Copy the lines below as they are; omit the images they contain.

··········

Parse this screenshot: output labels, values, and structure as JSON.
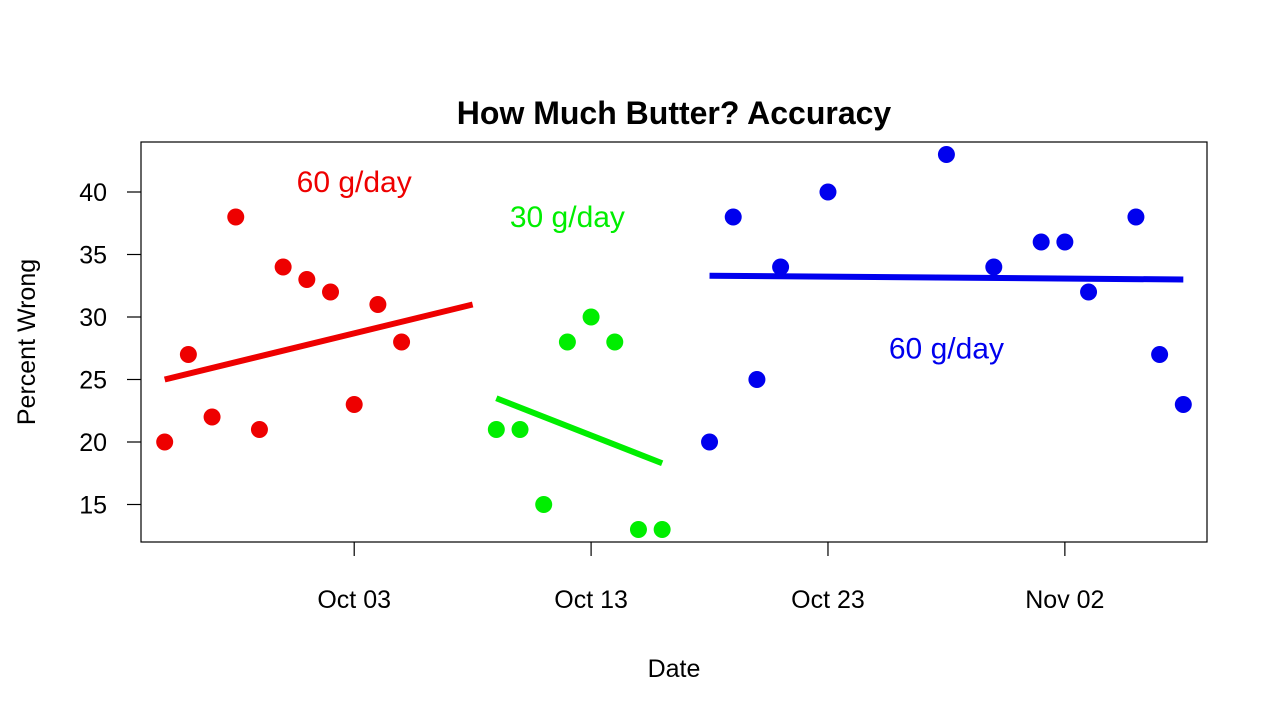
{
  "chart_data": {
    "type": "scatter",
    "title": "How Much Butter? Accuracy",
    "xlabel": "Date",
    "ylabel": "Percent Wrong",
    "x_axis_type": "date",
    "x_ticks": [
      {
        "date": "2023-10-03",
        "label": "Oct 03"
      },
      {
        "date": "2023-10-13",
        "label": "Oct 13"
      },
      {
        "date": "2023-10-23",
        "label": "Oct 23"
      },
      {
        "date": "2023-11-02",
        "label": "Nov 02"
      }
    ],
    "y_ticks": [
      15,
      20,
      25,
      30,
      35,
      40
    ],
    "xlim": [
      "2023-09-24",
      "2023-11-08"
    ],
    "ylim": [
      12,
      44
    ],
    "grid": false,
    "series": [
      {
        "color": "#ee0000",
        "points": [
          {
            "x": "2023-09-25",
            "y": 20
          },
          {
            "x": "2023-09-26",
            "y": 27
          },
          {
            "x": "2023-09-27",
            "y": 22
          },
          {
            "x": "2023-09-28",
            "y": 38
          },
          {
            "x": "2023-09-29",
            "y": 21
          },
          {
            "x": "2023-09-30",
            "y": 34
          },
          {
            "x": "2023-10-01",
            "y": 33
          },
          {
            "x": "2023-10-02",
            "y": 32
          },
          {
            "x": "2023-10-03",
            "y": 23
          },
          {
            "x": "2023-10-04",
            "y": 31
          },
          {
            "x": "2023-10-05",
            "y": 28
          }
        ],
        "trend": {
          "start": {
            "x": "2023-09-25",
            "y": 25.0
          },
          "end": {
            "x": "2023-10-08",
            "y": 31.0
          }
        }
      },
      {
        "color": "#00ee00",
        "points": [
          {
            "x": "2023-10-09",
            "y": 21
          },
          {
            "x": "2023-10-10",
            "y": 21
          },
          {
            "x": "2023-10-11",
            "y": 15
          },
          {
            "x": "2023-10-12",
            "y": 28
          },
          {
            "x": "2023-10-13",
            "y": 30
          },
          {
            "x": "2023-10-14",
            "y": 28
          },
          {
            "x": "2023-10-15",
            "y": 13
          },
          {
            "x": "2023-10-16",
            "y": 13
          }
        ],
        "trend": {
          "start": {
            "x": "2023-10-09",
            "y": 23.5
          },
          "end": {
            "x": "2023-10-16",
            "y": 18.3
          }
        }
      },
      {
        "color": "#0000ee",
        "points": [
          {
            "x": "2023-10-18",
            "y": 20
          },
          {
            "x": "2023-10-19",
            "y": 38
          },
          {
            "x": "2023-10-20",
            "y": 25
          },
          {
            "x": "2023-10-21",
            "y": 34
          },
          {
            "x": "2023-10-23",
            "y": 40
          },
          {
            "x": "2023-10-28",
            "y": 43
          },
          {
            "x": "2023-10-30",
            "y": 34
          },
          {
            "x": "2023-11-01",
            "y": 36
          },
          {
            "x": "2023-11-02",
            "y": 36
          },
          {
            "x": "2023-11-03",
            "y": 32
          },
          {
            "x": "2023-11-05",
            "y": 38
          },
          {
            "x": "2023-11-06",
            "y": 27
          },
          {
            "x": "2023-11-07",
            "y": 23
          }
        ],
        "trend": {
          "start": {
            "x": "2023-10-18",
            "y": 33.3
          },
          "end": {
            "x": "2023-11-07",
            "y": 33.0
          }
        }
      }
    ],
    "annotations": [
      {
        "text": "60 g/day",
        "color": "#ee0000",
        "at": {
          "x": "2023-10-03",
          "y": 40
        }
      },
      {
        "text": "30 g/day",
        "color": "#00ee00",
        "at": {
          "x": "2023-10-12",
          "y": 37.2
        }
      },
      {
        "text": "60 g/day",
        "color": "#0000ee",
        "at": {
          "x": "2023-10-28",
          "y": 26.7
        }
      }
    ]
  }
}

··········

> ANSWER FOR THIS EXERCISE:
Parse this screenshot: output labels, values, and structure as JSON.
{
  "chart_data": {
    "type": "scatter",
    "title": "How Much Butter? Accuracy",
    "xlabel": "Date",
    "ylabel": "Percent Wrong",
    "x_axis_type": "date",
    "x_ticks": [
      {
        "date": "2023-10-03",
        "label": "Oct 03"
      },
      {
        "date": "2023-10-13",
        "label": "Oct 13"
      },
      {
        "date": "2023-10-23",
        "label": "Oct 23"
      },
      {
        "date": "2023-11-02",
        "label": "Nov 02"
      }
    ],
    "y_ticks": [
      15,
      20,
      25,
      30,
      35,
      40
    ],
    "xlim": [
      "2023-09-24",
      "2023-11-08"
    ],
    "ylim": [
      12,
      44
    ],
    "grid": false,
    "series": [
      {
        "color": "#ee0000",
        "points": [
          {
            "x": "2023-09-25",
            "y": 20
          },
          {
            "x": "2023-09-26",
            "y": 27
          },
          {
            "x": "2023-09-27",
            "y": 22
          },
          {
            "x": "2023-09-28",
            "y": 38
          },
          {
            "x": "2023-09-29",
            "y": 21
          },
          {
            "x": "2023-09-30",
            "y": 34
          },
          {
            "x": "2023-10-01",
            "y": 33
          },
          {
            "x": "2023-10-02",
            "y": 32
          },
          {
            "x": "2023-10-03",
            "y": 23
          },
          {
            "x": "2023-10-04",
            "y": 31
          },
          {
            "x": "2023-10-05",
            "y": 28
          }
        ],
        "trend": {
          "start": {
            "x": "2023-09-25",
            "y": 25.0
          },
          "end": {
            "x": "2023-10-08",
            "y": 31.0
          }
        }
      },
      {
        "color": "#00ee00",
        "points": [
          {
            "x": "2023-10-09",
            "y": 21
          },
          {
            "x": "2023-10-10",
            "y": 21
          },
          {
            "x": "2023-10-11",
            "y": 15
          },
          {
            "x": "2023-10-12",
            "y": 28
          },
          {
            "x": "2023-10-13",
            "y": 30
          },
          {
            "x": "2023-10-14",
            "y": 28
          },
          {
            "x": "2023-10-15",
            "y": 13
          },
          {
            "x": "2023-10-16",
            "y": 13
          }
        ],
        "trend": {
          "start": {
            "x": "2023-10-09",
            "y": 23.5
          },
          "end": {
            "x": "2023-10-16",
            "y": 18.3
          }
        }
      },
      {
        "color": "#0000ee",
        "points": [
          {
            "x": "2023-10-18",
            "y": 20
          },
          {
            "x": "2023-10-19",
            "y": 38
          },
          {
            "x": "2023-10-20",
            "y": 25
          },
          {
            "x": "2023-10-21",
            "y": 34
          },
          {
            "x": "2023-10-23",
            "y": 40
          },
          {
            "x": "2023-10-28",
            "y": 43
          },
          {
            "x": "2023-10-30",
            "y": 34
          },
          {
            "x": "2023-11-01",
            "y": 36
          },
          {
            "x": "2023-11-02",
            "y": 36
          },
          {
            "x": "2023-11-03",
            "y": 32
          },
          {
            "x": "2023-11-05",
            "y": 38
          },
          {
            "x": "2023-11-06",
            "y": 27
          },
          {
            "x": "2023-11-07",
            "y": 23
          }
        ],
        "trend": {
          "start": {
            "x": "2023-10-18",
            "y": 33.3
          },
          "end": {
            "x": "2023-11-07",
            "y": 33.0
          }
        }
      }
    ],
    "annotations": [
      {
        "text": "60 g/day",
        "color": "#ee0000",
        "at": {
          "x": "2023-10-03",
          "y": 40
        }
      },
      {
        "text": "30 g/day",
        "color": "#00ee00",
        "at": {
          "x": "2023-10-12",
          "y": 37.2
        }
      },
      {
        "text": "60 g/day",
        "color": "#0000ee",
        "at": {
          "x": "2023-10-28",
          "y": 26.7
        }
      }
    ]
  }
}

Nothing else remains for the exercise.